EXERCISE.
Could you copy every line from the material below in which "Schweizer" appears?

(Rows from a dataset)
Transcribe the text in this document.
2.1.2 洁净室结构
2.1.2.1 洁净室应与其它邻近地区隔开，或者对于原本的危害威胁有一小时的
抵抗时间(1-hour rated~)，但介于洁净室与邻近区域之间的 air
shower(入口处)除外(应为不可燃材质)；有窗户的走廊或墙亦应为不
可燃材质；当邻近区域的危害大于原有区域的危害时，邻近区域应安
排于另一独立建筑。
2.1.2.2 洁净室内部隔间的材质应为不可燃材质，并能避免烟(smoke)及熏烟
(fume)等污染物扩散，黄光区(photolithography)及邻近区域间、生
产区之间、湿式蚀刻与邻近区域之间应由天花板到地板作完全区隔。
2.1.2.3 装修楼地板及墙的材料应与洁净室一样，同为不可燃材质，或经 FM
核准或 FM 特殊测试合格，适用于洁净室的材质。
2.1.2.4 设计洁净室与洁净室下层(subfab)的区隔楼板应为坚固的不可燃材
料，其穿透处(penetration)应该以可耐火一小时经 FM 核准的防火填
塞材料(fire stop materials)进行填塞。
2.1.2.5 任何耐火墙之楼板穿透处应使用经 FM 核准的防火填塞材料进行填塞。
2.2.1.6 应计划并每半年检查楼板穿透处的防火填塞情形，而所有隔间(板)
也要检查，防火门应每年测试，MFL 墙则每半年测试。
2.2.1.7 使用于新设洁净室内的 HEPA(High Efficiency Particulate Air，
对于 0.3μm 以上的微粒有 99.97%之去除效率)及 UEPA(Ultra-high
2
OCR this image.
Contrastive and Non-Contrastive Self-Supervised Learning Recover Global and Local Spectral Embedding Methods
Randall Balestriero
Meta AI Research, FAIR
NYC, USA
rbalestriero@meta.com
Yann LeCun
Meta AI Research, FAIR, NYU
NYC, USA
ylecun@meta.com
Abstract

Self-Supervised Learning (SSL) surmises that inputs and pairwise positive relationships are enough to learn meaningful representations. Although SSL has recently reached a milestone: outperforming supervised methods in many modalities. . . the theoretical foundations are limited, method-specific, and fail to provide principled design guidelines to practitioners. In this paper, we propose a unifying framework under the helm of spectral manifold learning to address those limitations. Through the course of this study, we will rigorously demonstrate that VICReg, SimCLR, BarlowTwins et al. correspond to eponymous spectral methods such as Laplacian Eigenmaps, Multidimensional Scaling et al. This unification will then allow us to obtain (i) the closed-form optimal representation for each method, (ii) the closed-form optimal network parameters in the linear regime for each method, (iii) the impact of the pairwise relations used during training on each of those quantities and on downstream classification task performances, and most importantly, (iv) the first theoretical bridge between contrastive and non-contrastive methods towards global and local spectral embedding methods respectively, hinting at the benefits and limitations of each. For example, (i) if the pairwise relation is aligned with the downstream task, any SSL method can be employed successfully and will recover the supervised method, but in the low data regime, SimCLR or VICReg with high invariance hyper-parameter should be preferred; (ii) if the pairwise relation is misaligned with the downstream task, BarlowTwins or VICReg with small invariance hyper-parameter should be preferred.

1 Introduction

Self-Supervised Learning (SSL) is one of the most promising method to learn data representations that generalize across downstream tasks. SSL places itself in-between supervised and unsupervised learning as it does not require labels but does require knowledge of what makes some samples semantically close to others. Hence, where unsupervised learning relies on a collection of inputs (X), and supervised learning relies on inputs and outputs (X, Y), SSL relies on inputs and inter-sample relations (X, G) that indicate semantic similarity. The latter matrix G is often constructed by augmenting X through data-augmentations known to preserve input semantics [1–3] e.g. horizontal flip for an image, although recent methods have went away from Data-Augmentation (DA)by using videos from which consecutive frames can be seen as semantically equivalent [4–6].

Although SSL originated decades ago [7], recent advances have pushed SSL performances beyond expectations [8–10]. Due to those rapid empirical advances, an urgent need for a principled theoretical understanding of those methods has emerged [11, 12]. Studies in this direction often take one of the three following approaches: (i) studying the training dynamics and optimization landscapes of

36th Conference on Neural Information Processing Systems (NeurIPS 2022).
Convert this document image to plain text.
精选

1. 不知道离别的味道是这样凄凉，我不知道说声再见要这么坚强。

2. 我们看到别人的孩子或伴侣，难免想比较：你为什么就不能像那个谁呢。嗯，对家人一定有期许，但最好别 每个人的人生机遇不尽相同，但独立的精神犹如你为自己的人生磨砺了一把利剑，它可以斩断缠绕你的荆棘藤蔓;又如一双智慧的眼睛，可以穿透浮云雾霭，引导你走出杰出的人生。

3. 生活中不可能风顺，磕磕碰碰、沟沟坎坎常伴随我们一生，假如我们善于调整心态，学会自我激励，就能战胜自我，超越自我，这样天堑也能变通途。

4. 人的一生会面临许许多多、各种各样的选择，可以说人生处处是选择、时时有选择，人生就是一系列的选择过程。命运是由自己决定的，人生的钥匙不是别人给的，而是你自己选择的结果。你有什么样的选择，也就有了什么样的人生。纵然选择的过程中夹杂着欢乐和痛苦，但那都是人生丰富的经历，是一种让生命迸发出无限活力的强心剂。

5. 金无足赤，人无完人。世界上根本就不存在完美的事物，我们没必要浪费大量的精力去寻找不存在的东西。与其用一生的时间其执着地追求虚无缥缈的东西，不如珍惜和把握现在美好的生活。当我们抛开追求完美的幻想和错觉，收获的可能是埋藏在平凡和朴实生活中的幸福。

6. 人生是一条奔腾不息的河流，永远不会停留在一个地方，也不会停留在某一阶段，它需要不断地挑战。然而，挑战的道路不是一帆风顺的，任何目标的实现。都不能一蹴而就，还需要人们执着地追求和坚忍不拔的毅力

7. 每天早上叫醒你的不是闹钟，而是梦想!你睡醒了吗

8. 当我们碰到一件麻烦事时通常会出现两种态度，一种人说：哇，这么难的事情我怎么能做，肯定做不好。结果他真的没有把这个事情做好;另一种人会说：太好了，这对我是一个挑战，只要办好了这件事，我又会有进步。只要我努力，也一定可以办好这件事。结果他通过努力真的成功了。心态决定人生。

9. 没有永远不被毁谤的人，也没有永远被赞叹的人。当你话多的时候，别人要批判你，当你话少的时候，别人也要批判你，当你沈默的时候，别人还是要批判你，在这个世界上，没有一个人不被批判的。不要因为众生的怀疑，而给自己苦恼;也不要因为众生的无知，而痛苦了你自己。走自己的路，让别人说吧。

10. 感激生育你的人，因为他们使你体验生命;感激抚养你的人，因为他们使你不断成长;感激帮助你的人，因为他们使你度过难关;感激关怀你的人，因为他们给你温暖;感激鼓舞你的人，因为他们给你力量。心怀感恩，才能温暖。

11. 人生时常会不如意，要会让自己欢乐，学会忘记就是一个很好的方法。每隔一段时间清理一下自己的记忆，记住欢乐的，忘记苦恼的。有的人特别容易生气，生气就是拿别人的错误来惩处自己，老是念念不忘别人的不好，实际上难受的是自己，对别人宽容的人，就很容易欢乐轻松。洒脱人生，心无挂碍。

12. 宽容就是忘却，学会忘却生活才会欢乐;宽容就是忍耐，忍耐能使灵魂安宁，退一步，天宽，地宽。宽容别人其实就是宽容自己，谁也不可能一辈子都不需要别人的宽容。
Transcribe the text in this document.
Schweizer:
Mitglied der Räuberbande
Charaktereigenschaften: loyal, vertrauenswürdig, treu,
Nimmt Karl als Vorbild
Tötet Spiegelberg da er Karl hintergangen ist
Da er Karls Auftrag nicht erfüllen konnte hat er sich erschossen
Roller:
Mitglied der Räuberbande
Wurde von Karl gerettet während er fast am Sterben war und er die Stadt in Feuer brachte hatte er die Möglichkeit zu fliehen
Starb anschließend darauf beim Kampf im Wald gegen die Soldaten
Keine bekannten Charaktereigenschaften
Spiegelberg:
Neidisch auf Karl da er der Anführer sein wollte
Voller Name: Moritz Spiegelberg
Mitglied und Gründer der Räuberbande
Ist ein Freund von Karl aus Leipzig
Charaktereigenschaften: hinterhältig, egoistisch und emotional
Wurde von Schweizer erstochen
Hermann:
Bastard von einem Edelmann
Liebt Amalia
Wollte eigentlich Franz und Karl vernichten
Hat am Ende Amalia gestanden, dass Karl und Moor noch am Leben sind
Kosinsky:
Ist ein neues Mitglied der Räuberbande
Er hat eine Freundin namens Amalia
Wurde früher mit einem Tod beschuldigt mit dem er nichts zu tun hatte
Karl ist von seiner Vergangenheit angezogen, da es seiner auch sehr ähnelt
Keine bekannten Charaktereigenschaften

OUTPUT.
Schweizer:
Wurde von Schweizer erstochen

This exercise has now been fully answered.